- _PROBLEM DESCRIPTION_: Copy the lines verbatim, beginning at the line that contains "bar-ip599 — [126, 337, 165, 471]" and stopping after the line that contains "bars — [126, 71, 450, 471]".

(Region annotation records)
---*---
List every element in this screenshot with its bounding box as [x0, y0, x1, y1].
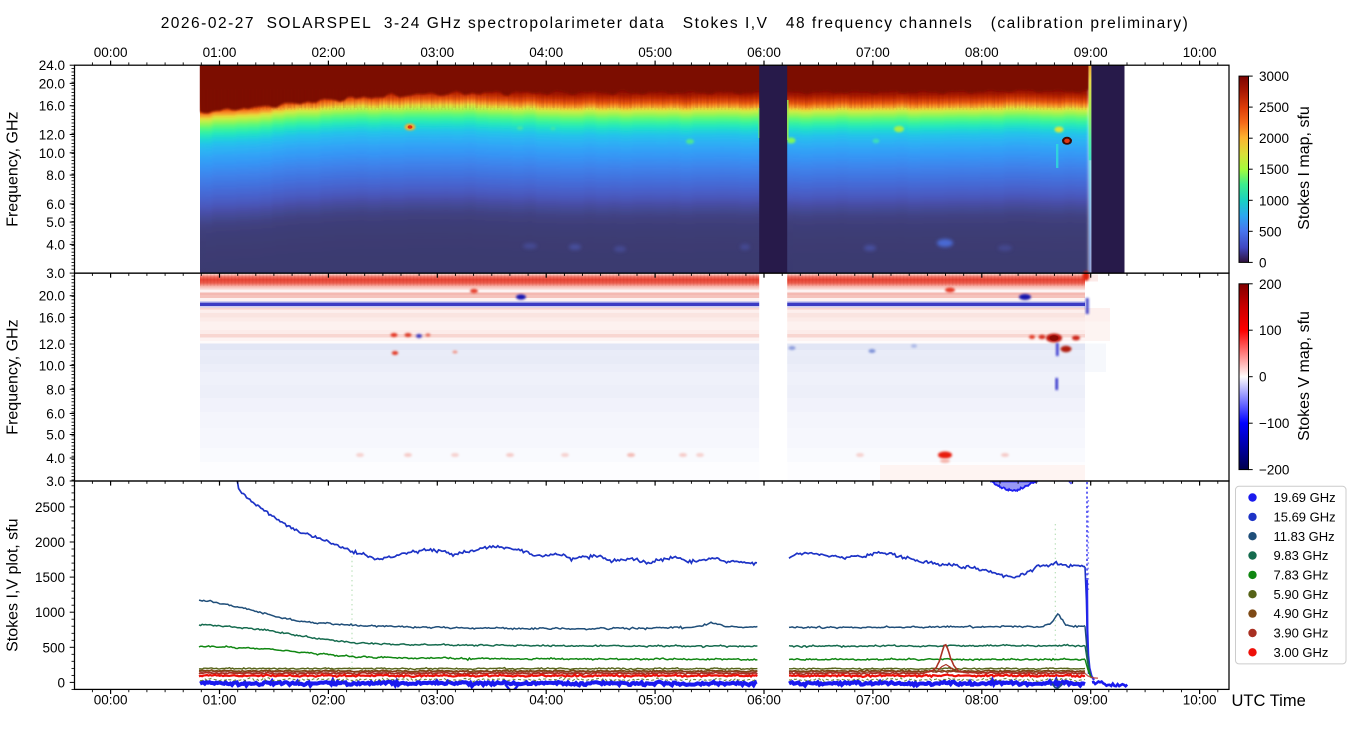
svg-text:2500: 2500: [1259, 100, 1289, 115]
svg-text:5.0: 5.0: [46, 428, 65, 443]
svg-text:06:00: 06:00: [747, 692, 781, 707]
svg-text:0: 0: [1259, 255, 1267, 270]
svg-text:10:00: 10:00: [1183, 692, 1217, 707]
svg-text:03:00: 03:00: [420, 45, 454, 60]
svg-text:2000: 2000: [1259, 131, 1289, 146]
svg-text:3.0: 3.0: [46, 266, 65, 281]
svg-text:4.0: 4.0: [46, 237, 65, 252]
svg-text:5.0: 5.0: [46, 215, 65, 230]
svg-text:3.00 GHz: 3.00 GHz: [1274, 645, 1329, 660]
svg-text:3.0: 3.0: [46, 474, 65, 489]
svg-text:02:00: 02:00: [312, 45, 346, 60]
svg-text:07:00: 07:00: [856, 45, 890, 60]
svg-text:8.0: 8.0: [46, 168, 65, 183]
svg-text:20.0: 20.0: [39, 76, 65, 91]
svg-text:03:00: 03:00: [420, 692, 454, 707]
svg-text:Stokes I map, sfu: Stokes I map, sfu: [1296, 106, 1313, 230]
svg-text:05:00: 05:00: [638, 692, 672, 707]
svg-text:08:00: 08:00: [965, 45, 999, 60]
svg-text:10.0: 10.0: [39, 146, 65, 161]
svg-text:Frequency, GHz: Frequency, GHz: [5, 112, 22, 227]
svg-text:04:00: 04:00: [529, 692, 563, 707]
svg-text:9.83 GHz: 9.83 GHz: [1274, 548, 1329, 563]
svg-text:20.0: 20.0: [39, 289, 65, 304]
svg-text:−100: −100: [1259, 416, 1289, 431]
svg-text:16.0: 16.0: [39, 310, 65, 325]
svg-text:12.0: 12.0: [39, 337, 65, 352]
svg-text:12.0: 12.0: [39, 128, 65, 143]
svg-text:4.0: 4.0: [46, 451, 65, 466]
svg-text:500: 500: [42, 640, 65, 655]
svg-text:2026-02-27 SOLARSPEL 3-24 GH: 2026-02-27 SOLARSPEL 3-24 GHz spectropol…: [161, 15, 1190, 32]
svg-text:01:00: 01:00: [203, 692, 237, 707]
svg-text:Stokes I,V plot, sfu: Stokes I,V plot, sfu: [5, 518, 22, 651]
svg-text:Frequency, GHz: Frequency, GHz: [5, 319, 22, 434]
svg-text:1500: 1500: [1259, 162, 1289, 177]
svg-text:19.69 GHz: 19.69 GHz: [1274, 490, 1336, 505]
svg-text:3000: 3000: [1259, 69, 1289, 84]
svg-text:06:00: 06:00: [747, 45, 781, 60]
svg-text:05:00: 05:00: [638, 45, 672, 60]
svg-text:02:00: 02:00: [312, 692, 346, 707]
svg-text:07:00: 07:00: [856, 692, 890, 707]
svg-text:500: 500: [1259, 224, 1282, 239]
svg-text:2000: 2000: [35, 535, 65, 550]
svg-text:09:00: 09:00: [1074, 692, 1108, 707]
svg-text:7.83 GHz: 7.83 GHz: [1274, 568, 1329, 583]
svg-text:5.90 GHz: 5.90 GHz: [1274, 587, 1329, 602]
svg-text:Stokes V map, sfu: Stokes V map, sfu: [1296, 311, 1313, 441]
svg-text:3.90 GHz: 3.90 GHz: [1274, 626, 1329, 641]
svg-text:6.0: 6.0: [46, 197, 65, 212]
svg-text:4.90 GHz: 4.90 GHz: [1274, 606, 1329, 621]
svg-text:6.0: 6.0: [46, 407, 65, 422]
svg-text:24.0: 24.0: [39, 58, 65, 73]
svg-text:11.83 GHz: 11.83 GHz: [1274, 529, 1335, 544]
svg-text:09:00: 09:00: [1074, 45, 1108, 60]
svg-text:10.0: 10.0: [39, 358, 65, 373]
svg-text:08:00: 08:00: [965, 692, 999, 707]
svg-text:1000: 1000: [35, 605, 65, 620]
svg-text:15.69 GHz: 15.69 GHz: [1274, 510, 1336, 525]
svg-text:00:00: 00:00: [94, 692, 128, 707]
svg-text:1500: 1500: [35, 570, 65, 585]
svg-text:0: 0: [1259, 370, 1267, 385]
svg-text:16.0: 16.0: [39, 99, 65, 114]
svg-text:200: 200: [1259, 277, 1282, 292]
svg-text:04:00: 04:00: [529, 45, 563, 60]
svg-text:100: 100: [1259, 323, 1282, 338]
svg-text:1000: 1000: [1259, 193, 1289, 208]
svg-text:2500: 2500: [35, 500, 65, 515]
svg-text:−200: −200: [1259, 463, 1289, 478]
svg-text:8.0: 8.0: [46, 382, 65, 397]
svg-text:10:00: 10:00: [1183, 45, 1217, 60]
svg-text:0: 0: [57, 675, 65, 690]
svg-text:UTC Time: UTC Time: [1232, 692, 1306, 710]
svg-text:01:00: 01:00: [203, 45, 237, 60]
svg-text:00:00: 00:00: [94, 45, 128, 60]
---*---
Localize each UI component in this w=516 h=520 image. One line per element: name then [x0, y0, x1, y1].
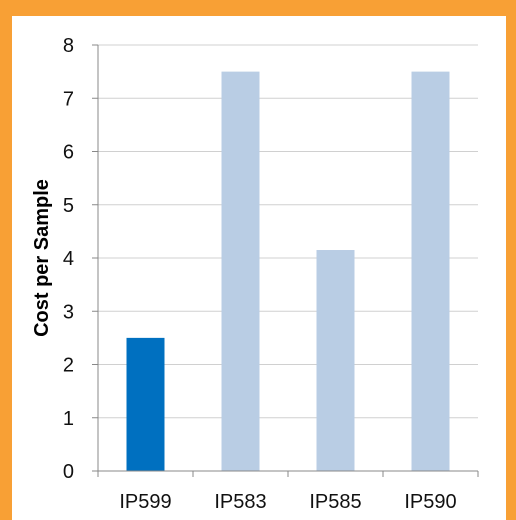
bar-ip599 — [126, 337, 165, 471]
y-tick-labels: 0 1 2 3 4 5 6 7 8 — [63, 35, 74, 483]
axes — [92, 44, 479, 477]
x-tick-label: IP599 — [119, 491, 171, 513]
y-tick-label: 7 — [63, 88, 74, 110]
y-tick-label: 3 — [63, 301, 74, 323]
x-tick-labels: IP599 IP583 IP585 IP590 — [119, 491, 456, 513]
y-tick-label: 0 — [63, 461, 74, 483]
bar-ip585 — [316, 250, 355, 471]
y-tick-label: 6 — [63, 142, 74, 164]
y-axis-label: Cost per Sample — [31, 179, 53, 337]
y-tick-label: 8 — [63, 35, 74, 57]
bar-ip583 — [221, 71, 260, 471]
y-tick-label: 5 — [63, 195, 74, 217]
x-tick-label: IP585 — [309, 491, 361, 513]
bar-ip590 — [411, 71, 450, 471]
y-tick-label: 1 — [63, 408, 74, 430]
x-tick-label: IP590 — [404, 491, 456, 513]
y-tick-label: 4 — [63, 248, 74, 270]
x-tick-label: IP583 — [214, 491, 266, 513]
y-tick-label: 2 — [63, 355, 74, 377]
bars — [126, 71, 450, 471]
---*---
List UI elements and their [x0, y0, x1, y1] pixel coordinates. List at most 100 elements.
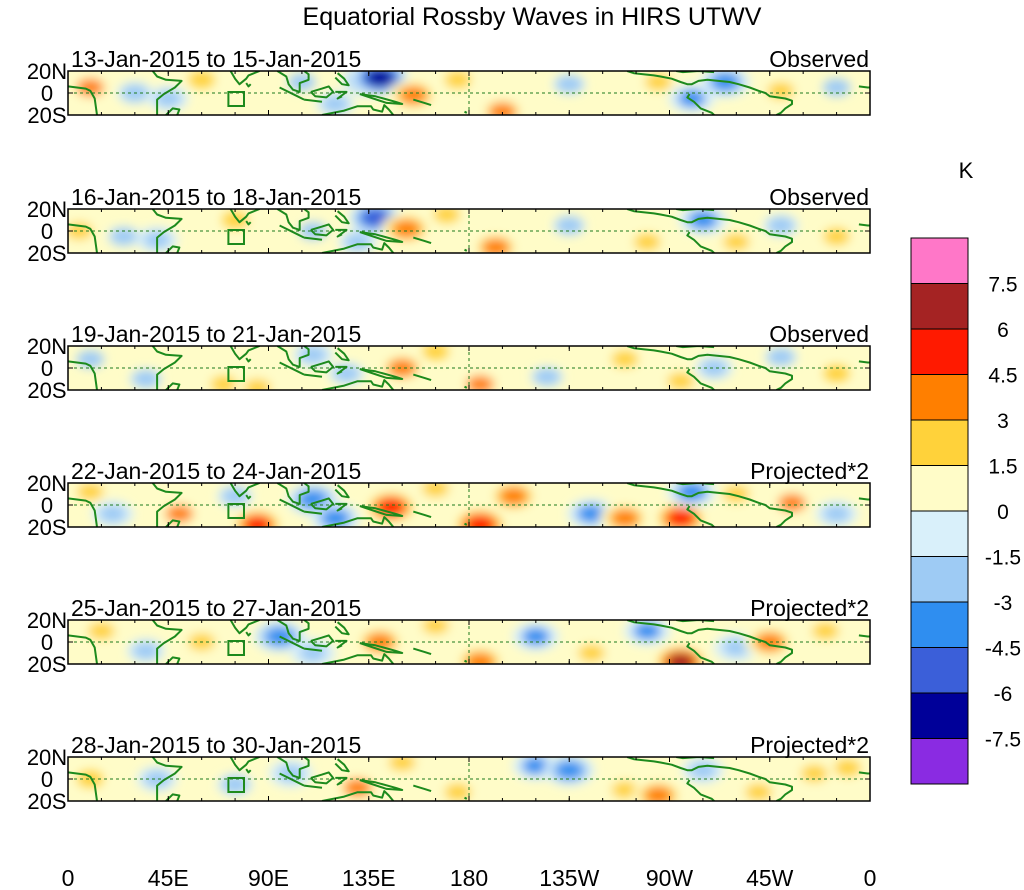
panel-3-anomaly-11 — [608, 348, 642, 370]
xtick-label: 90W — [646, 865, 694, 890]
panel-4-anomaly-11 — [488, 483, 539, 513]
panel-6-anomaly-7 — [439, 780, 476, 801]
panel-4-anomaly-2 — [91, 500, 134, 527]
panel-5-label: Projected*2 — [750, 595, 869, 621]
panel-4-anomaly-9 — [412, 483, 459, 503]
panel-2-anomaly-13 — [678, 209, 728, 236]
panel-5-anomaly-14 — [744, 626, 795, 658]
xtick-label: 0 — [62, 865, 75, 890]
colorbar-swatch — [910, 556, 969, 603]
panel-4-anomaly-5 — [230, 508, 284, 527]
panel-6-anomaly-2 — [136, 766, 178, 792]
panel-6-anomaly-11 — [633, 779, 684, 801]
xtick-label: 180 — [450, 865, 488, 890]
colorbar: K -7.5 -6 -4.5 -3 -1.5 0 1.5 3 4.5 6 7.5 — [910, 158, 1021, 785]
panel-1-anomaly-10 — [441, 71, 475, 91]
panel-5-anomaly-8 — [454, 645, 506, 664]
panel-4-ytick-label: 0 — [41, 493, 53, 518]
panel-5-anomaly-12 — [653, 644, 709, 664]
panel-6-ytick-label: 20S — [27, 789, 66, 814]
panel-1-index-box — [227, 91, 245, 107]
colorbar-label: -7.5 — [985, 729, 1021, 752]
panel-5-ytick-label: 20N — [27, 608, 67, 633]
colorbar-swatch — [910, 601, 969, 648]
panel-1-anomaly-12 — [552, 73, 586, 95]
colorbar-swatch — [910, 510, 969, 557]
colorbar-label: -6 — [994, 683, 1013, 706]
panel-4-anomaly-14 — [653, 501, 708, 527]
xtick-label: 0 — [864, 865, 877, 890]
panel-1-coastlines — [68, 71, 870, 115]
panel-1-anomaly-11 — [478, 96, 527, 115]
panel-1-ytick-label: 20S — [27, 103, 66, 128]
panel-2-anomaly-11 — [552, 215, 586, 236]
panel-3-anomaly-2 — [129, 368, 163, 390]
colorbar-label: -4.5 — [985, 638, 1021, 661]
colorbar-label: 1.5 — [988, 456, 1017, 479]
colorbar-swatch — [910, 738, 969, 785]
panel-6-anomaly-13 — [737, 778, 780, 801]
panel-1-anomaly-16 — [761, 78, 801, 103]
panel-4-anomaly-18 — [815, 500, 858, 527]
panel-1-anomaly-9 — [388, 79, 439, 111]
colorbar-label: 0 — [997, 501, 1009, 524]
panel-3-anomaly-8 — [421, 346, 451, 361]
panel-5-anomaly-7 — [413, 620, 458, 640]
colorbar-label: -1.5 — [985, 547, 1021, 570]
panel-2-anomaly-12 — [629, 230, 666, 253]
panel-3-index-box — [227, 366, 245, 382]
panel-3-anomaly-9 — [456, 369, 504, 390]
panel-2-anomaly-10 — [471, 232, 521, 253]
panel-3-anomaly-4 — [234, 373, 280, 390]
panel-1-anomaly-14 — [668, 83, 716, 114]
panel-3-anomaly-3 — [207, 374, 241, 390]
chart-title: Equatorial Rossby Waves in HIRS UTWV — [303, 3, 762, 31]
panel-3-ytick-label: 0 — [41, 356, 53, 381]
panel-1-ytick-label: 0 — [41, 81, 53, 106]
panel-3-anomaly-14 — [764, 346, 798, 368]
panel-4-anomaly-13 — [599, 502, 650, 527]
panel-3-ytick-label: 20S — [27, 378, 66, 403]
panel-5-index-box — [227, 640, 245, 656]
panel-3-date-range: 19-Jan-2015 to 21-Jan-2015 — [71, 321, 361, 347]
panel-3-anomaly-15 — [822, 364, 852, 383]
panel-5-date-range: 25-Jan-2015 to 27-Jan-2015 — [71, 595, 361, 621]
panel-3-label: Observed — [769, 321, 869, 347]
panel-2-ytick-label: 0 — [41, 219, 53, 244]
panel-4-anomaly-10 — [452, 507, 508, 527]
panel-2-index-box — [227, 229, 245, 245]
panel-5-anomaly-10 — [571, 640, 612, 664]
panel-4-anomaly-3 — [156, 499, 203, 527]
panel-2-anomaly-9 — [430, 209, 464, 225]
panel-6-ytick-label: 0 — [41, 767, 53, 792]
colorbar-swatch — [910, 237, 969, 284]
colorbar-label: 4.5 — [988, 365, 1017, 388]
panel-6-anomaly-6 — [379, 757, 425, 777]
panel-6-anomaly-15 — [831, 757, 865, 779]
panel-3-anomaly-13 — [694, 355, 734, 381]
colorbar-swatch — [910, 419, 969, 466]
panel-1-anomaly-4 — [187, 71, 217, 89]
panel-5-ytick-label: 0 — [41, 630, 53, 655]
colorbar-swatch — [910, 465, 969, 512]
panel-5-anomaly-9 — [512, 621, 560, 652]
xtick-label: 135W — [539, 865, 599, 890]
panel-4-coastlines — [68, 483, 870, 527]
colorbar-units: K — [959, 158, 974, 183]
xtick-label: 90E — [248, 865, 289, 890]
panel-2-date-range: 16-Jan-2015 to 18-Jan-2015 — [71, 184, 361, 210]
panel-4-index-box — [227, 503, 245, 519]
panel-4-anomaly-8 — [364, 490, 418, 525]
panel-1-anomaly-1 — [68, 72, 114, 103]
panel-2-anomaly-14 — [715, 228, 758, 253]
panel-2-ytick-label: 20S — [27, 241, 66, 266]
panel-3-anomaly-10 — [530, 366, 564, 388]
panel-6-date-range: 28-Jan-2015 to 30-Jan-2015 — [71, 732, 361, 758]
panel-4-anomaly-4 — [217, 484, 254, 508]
---*---
- _THE SOLUTION_:
bar-ip599 — [126, 337, 165, 471]
y-tick-labels: 0 1 2 3 4 5 6 7 8 — [63, 35, 74, 483]
axes — [92, 44, 479, 477]
x-tick-label: IP599 — [119, 491, 171, 513]
y-tick-label: 7 — [63, 88, 74, 110]
y-tick-label: 3 — [63, 301, 74, 323]
x-tick-labels: IP599 IP583 IP585 IP590 — [119, 491, 456, 513]
y-tick-label: 0 — [63, 461, 74, 483]
bar-ip585 — [316, 250, 355, 471]
y-tick-label: 6 — [63, 142, 74, 164]
y-axis-label: Cost per Sample — [31, 179, 53, 337]
y-tick-label: 8 — [63, 35, 74, 57]
bar-ip583 — [221, 71, 260, 471]
y-tick-label: 5 — [63, 195, 74, 217]
x-tick-label: IP585 — [309, 491, 361, 513]
bar-ip590 — [411, 71, 450, 471]
y-tick-label: 1 — [63, 408, 74, 430]
x-tick-label: IP590 — [404, 491, 456, 513]
y-tick-label: 4 — [63, 248, 74, 270]
x-tick-label: IP583 — [214, 491, 266, 513]
y-tick-label: 2 — [63, 355, 74, 377]
bars — [126, 71, 450, 471]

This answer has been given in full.